GIVEN PROBLEM »
Go through the data below. Pull out every line that has the word "text".

Figure contents as structured data »
%%

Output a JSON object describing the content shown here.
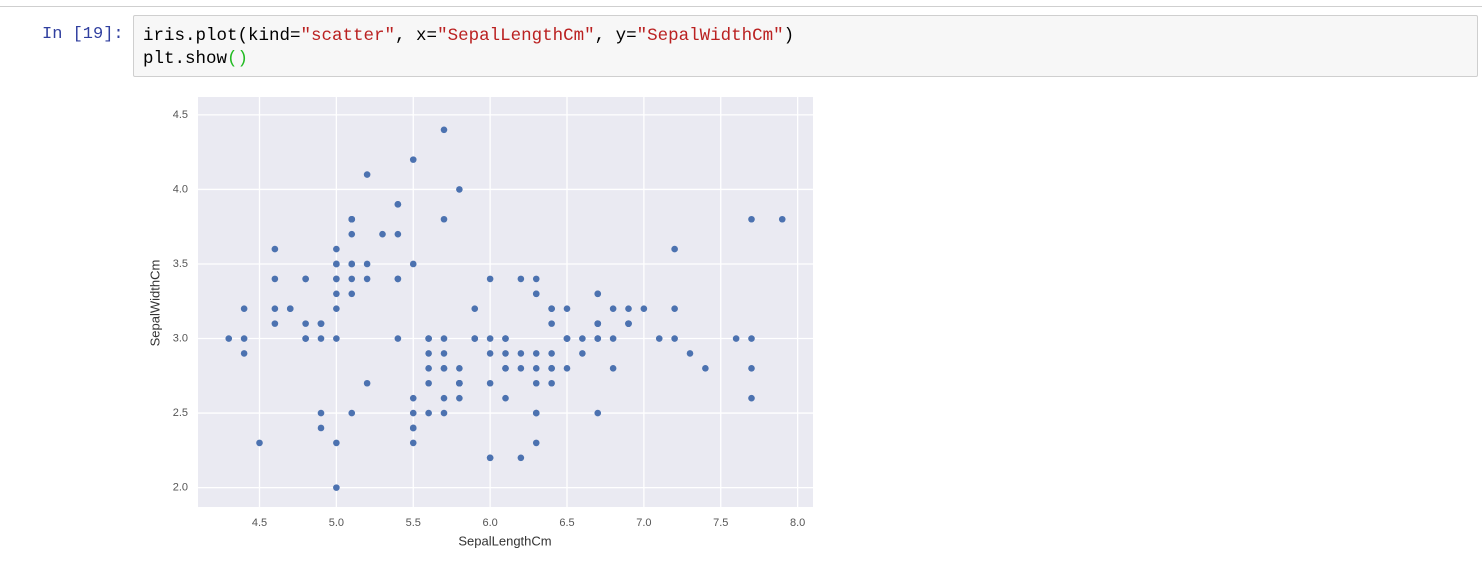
{
  "cell": {
    "prompt": "In [19]:",
    "code": [
      [
        {
          "text": "iris.plot(kind=",
          "color": "#000000"
        },
        {
          "text": "\"scatter\"",
          "color": "#ba2121"
        },
        {
          "text": ", x=",
          "color": "#000000"
        },
        {
          "text": "\"SepalLengthCm\"",
          "color": "#ba2121"
        },
        {
          "text": ", y=",
          "color": "#000000"
        },
        {
          "text": "\"SepalWidthCm\"",
          "color": "#ba2121"
        },
        {
          "text": ")",
          "color": "#000000"
        }
      ],
      [
        {
          "text": "plt.show",
          "color": "#000000"
        },
        {
          "text": "()",
          "color": "#22bb22"
        }
      ]
    ]
  },
  "chart_data": {
    "type": "scatter",
    "x_label": "SepalLengthCm",
    "y_label": "SepalWidthCm",
    "color": "#4c72b0",
    "grid": true,
    "xlim": [
      4.1,
      8.1
    ],
    "ylim": [
      1.87,
      4.62
    ],
    "xticks": [
      4.5,
      {
        "value": 5,
        "label": "5.0"
      },
      5.5,
      {
        "value": 6,
        "label": "6.0"
      },
      6.5,
      {
        "value": 7,
        "label": "7.0"
      },
      7.5,
      {
        "value": 8,
        "label": "8.0"
      }
    ],
    "yticks": [
      {
        "value": 2,
        "label": "2.0"
      },
      2.5,
      {
        "value": 3,
        "label": "3.0"
      },
      3.5,
      {
        "value": 4,
        "label": "4.0"
      },
      4.5
    ],
    "x": [
      5.1,
      4.9,
      4.7,
      4.6,
      5.0,
      5.4,
      4.6,
      5.0,
      4.4,
      4.9,
      5.4,
      4.8,
      4.8,
      4.3,
      5.8,
      5.7,
      5.4,
      5.1,
      5.7,
      5.1,
      5.4,
      5.1,
      4.6,
      5.1,
      4.8,
      5.0,
      5.0,
      5.2,
      5.2,
      4.7,
      4.8,
      5.4,
      5.2,
      5.5,
      4.9,
      5.0,
      5.5,
      4.9,
      4.4,
      5.1,
      5.0,
      4.5,
      4.4,
      5.0,
      5.1,
      4.8,
      5.1,
      4.6,
      5.3,
      5.0,
      7.0,
      6.4,
      6.9,
      5.5,
      6.5,
      5.7,
      6.3,
      4.9,
      6.6,
      5.2,
      5.0,
      5.9,
      6.0,
      6.1,
      5.6,
      6.7,
      5.6,
      5.8,
      6.2,
      5.6,
      5.9,
      6.1,
      6.3,
      6.1,
      6.4,
      6.6,
      6.8,
      6.7,
      6.0,
      5.7,
      5.5,
      5.5,
      5.8,
      6.0,
      5.4,
      6.0,
      6.7,
      6.3,
      5.6,
      5.5,
      5.5,
      6.1,
      5.8,
      5.0,
      5.6,
      5.7,
      5.7,
      6.2,
      5.1,
      5.7,
      6.3,
      5.8,
      7.1,
      6.3,
      6.5,
      7.6,
      4.9,
      7.3,
      6.7,
      7.2,
      6.5,
      6.4,
      6.8,
      5.7,
      5.8,
      6.4,
      6.5,
      7.7,
      7.7,
      6.0,
      6.9,
      5.6,
      7.7,
      6.3,
      6.7,
      7.2,
      6.2,
      6.1,
      6.4,
      7.2,
      7.4,
      7.9,
      6.4,
      6.3,
      6.1,
      7.7,
      6.3,
      6.4,
      6.0,
      6.9,
      6.7,
      6.9,
      5.8,
      6.8,
      6.7,
      6.7,
      6.3,
      6.5,
      6.2,
      5.9
    ],
    "y": [
      3.5,
      3.0,
      3.2,
      3.1,
      3.6,
      3.9,
      3.4,
      3.4,
      2.9,
      3.1,
      3.7,
      3.4,
      3.0,
      3.0,
      4.0,
      4.4,
      3.9,
      3.5,
      3.8,
      3.8,
      3.4,
      3.7,
      3.6,
      3.3,
      3.4,
      3.0,
      3.4,
      3.5,
      3.4,
      3.2,
      3.1,
      3.4,
      4.1,
      4.2,
      3.1,
      3.2,
      3.5,
      3.1,
      3.0,
      3.4,
      3.5,
      2.3,
      3.2,
      3.5,
      3.8,
      3.0,
      3.8,
      3.2,
      3.7,
      3.3,
      3.2,
      3.2,
      3.1,
      2.3,
      2.8,
      2.8,
      3.3,
      2.4,
      2.9,
      2.7,
      2.0,
      3.0,
      2.2,
      2.9,
      2.9,
      3.1,
      3.0,
      2.7,
      2.2,
      2.5,
      3.2,
      2.8,
      2.5,
      2.8,
      2.9,
      3.0,
      2.8,
      3.0,
      2.9,
      2.6,
      2.4,
      2.4,
      2.7,
      2.7,
      3.0,
      3.4,
      3.1,
      2.3,
      3.0,
      2.5,
      2.6,
      3.0,
      2.6,
      2.3,
      2.7,
      3.0,
      2.9,
      2.9,
      2.5,
      2.8,
      3.3,
      2.7,
      3.0,
      2.9,
      3.0,
      3.0,
      2.5,
      2.9,
      2.5,
      3.6,
      3.2,
      2.7,
      3.0,
      2.5,
      2.8,
      3.2,
      3.0,
      3.8,
      2.6,
      2.2,
      3.2,
      2.8,
      2.8,
      2.7,
      3.3,
      3.2,
      2.8,
      3.0,
      2.8,
      3.0,
      2.8,
      3.8,
      2.8,
      2.8,
      2.6,
      3.0,
      3.4,
      3.1,
      3.0,
      3.1,
      3.1,
      3.1,
      2.7,
      3.2,
      3.3,
      3.0,
      2.5,
      3.0,
      3.4,
      3.0
    ]
  }
}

%%

COMPLETED TASK »
          "text": "iris.plot(kind=",
          "text": "\"scatter\"",
          "text": ", x=",
          "text": "\"SepalLengthCm\"",
          "text": ", y=",
          "text": "\"SepalWidthCm\"",
          "text": ")",
          "text": "plt.show",
          "text": "()",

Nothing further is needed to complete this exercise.